==== Information given

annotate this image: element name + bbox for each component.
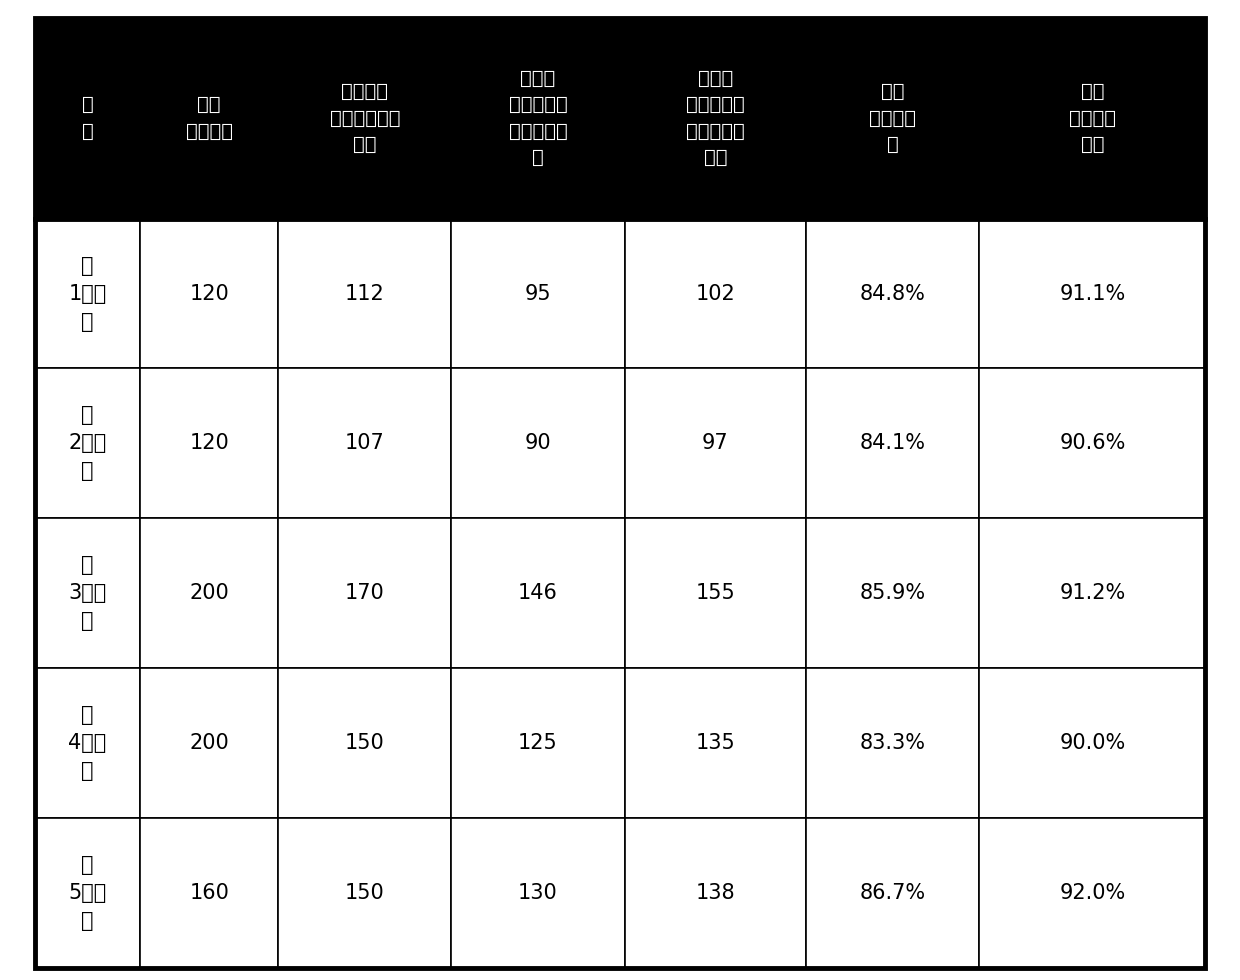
Bar [140,18,278,219]
Text: 确定为心
肌缺血个体的
数量: 确定为心 肌缺血个体的 数量 [330,82,401,154]
Text: 130: 130 [518,883,558,904]
Bar [35,518,140,668]
Text: 170: 170 [345,583,384,604]
Bar [35,219,140,368]
Bar [35,368,140,518]
Text: 92.0%: 92.0% [1059,883,1126,904]
Bar [806,18,980,219]
Bar [278,368,451,518]
Text: 160: 160 [190,883,229,904]
Bar [140,818,278,968]
Bar [625,518,806,668]
Text: 102: 102 [696,283,735,304]
Text: 85.9%: 85.9% [859,583,926,604]
Bar [625,818,806,968]
Text: 84.1%: 84.1% [859,433,926,454]
Bar [35,818,140,968]
Bar [35,18,140,219]
Bar [625,18,806,219]
Bar [140,219,278,368]
Bar [980,668,1205,818]
Text: 150: 150 [345,733,384,754]
Text: 138: 138 [696,883,735,904]
Bar [451,668,625,818]
Bar [980,518,1205,668]
Text: 155: 155 [696,583,735,604]
Text: 84.8%: 84.8% [859,283,926,304]
Text: 第
1次试
验: 第 1次试 验 [68,256,107,331]
Bar [980,368,1205,518]
Text: 86.7%: 86.7% [859,883,926,904]
Bar [451,219,625,368]
Text: 91.1%: 91.1% [1059,283,1126,304]
Bar [980,219,1205,368]
Bar [451,368,625,518]
Text: 90: 90 [525,433,552,454]
Text: 83.3%: 83.3% [859,733,926,754]
Bar [806,368,980,518]
Text: 加权重
指标表明心
肌缺血个体
数量: 加权重 指标表明心 肌缺血个体 数量 [686,69,745,168]
Text: 120: 120 [190,433,229,454]
Text: 146: 146 [518,583,558,604]
Text: 120: 120 [190,283,229,304]
Bar [451,518,625,668]
Text: 90.0%: 90.0% [1059,733,1126,754]
Text: 150: 150 [345,883,384,904]
Bar [140,368,278,518]
Bar [625,368,806,518]
Bar [625,668,806,818]
Bar [278,518,451,668]
Text: 91.2%: 91.2% [1059,583,1126,604]
Bar [278,818,451,968]
Text: 加权
重指标准
确率: 加权 重指标准 确率 [1069,82,1116,154]
Text: 单个
指标准确
率: 单个 指标准确 率 [869,82,916,154]
Text: 第
5次试
验: 第 5次试 验 [68,856,107,931]
Text: 编
号: 编 号 [82,95,93,141]
Bar [625,219,806,368]
Text: 第
3次试
验: 第 3次试 验 [68,556,107,631]
Text: 135: 135 [696,733,735,754]
Text: 单指标
表明心肌缺
血个体的数
量: 单指标 表明心肌缺 血个体的数 量 [508,69,568,168]
Bar [806,518,980,668]
Bar [278,18,451,219]
Bar [140,668,278,818]
Text: 90.6%: 90.6% [1059,433,1126,454]
Text: 第
4次试
验: 第 4次试 验 [68,706,107,781]
Bar [278,219,451,368]
Bar [806,668,980,818]
Text: 第
2次试
验: 第 2次试 验 [68,406,107,481]
Text: 107: 107 [345,433,384,454]
Text: 200: 200 [190,733,229,754]
Text: 112: 112 [345,283,384,304]
Bar [980,818,1205,968]
Bar [278,668,451,818]
Bar [451,818,625,968]
Bar [806,219,980,368]
Text: 97: 97 [702,433,729,454]
Text: 200: 200 [190,583,229,604]
Bar [451,18,625,219]
Text: 125: 125 [518,733,558,754]
Text: 待查
个体数量: 待查 个体数量 [186,95,233,141]
Bar [35,668,140,818]
Text: 95: 95 [525,283,552,304]
Bar [980,18,1205,219]
Bar [140,518,278,668]
Bar [806,818,980,968]
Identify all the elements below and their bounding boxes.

========

Exercise objective: Lay out every line of all the rows above as a JSON list of strings, one string per line, skipping blank lines and leaving the pictures out.

Output of the task:
[
  "annotate this image: element name + bbox for each component.",
  "Bar [140,18,278,219]",
  "Text: 确定为心",
  "肌缺血个体的",
  "数量: 确定为心 肌缺血个体的 数量 [330,82,401,154]",
  "Text: 130: 130 [518,883,558,904]",
  "Bar [35,518,140,668]",
  "Text: 170: 170 [345,583,384,604]",
  "Bar [35,219,140,368]",
  "Bar [35,368,140,518]",
  "Text: 92.0%: 92.0% [1059,883,1126,904]",
  "Bar [806,18,980,219]",
  "Bar [278,368,451,518]",
  "Text: 160: 160 [190,883,229,904]",
  "Bar [140,818,278,968]",
  "Bar [625,518,806,668]",
  "Text: 102: 102 [696,283,735,304]",
  "Text: 85.9%: 85.9% [859,583,926,604]",
  "Bar [625,818,806,968]",
  "Text: 84.1%: 84.1% [859,433,926,454]",
  "Bar [35,818,140,968]",
  "Bar [35,18,140,219]",
  "Bar [625,18,806,219]",
  "Bar [140,219,278,368]",
  "Bar [980,668,1205,818]",
  "Text: 150: 150 [345,733,384,754]",
  "Text: 138: 138 [696,883,735,904]",
  "Bar [451,668,625,818]",
  "Bar [980,518,1205,668]",
  "Text: 155: 155 [696,583,735,604]",
  "Text: 84.8%: 84.8% [859,283,926,304]",
  "Text: 第",
  "1次试",
  "验: 第 1次试 验 [68,256,107,331]",
  "Bar [980,368,1205,518]",
  "Text: 86.7%: 86.7% [859,883,926,904]",
  "Bar [451,219,625,368]",
  "Text: 91.1%: 91.1% [1059,283,1126,304]",
  "Bar [980,219,1205,368]",
  "Bar [451,368,625,518]",
  "Text: 90: 90 [525,433,552,454]",
  "Text: 83.3%: 83.3% [859,733,926,754]",
  "Bar [806,368,980,518]",
  "Text: 加权重",
  "指标表明心",
  "肌缺血个体",
  "数量: 加权重 指标表明心 肌缺血个体 数量 [686,69,745,168]",
  "Text: 120: 120 [190,433,229,454]",
  "Text: 146: 146 [518,583,558,604]",
  "Text: 120: 120 [190,283,229,304]",
  "Bar [451,518,625,668]",
  "Text: 90.0%: 90.0% [1059,733,1126,754]",
  "Text: 150: 150 [345,883,384,904]",
  "Bar [140,368,278,518]",
  "Bar [625,368,806,518]",
  "Bar [625,668,806,818]",
  "Bar [278,518,451,668]",
  "Text: 91.2%: 91.2% [1059,583,1126,604]",
  "Bar [278,818,451,968]",
  "Text: 加权",
  "重指标准",
  "确率: 加权 重指标准 确率 [1069,82,1116,154]",
  "Text: 单个",
  "指标准确",
  "率: 单个 指标准确 率 [869,82,916,154]",
  "Text: 第",
  "5次试",
  "验: 第 5次试 验 [68,856,107,931]",
  "Text: 编",
  "号: 编 号 [82,95,93,141]",
  "Bar [625,219,806,368]",
  "Text: 第",
  "3次试",
  "验: 第 3次试 验 [68,556,107,631]",
  "Text: 135: 135 [696,733,735,754]",
  "Text: 单指标",
  "表明心肌缺",
  "血个体的数",
  "量: 单指标 表明心肌缺 血个体的数 量 [508,69,568,168]",
  "Bar [806,518,980,668]",
  "Bar [278,18,451,219]",
  "Bar [140,668,278,818]",
  "Text: 90.6%: 90.6% [1059,433,1126,454]",
  "Text: 第",
  "4次试",
  "验: 第 4次试 验 [68,706,107,781]",
  "Bar [278,219,451,368]",
  "Bar [806,668,980,818]",
  "Text: 第",
  "2次试",
  "验: 第 2次试 验 [68,406,107,481]",
  "Text: 107: 107 [345,433,384,454]",
  "Text: 200: 200 [190,733,229,754]",
  "Text: 112: 112 [345,283,384,304]",
  "Bar [980,818,1205,968]",
  "Bar [278,668,451,818]",
  "Bar [451,818,625,968]",
  "Bar [806,219,980,368]",
  "Text: 97: 97 [702,433,729,454]",
  "Text: 200: 200 [190,583,229,604]",
  "Bar [451,18,625,219]",
  "Text: 125: 125 [518,733,558,754]",
  "Text: 待查",
  "个体数量: 待查 个体数量 [186,95,233,141]",
  "Bar [35,668,140,818]",
  "Text: 95: 95 [525,283,552,304]",
  "Bar [980,18,1205,219]",
  "Bar [140,518,278,668]",
  "Bar [806,818,980,968]",
  "Identify all the elements below and their bounding boxes."
]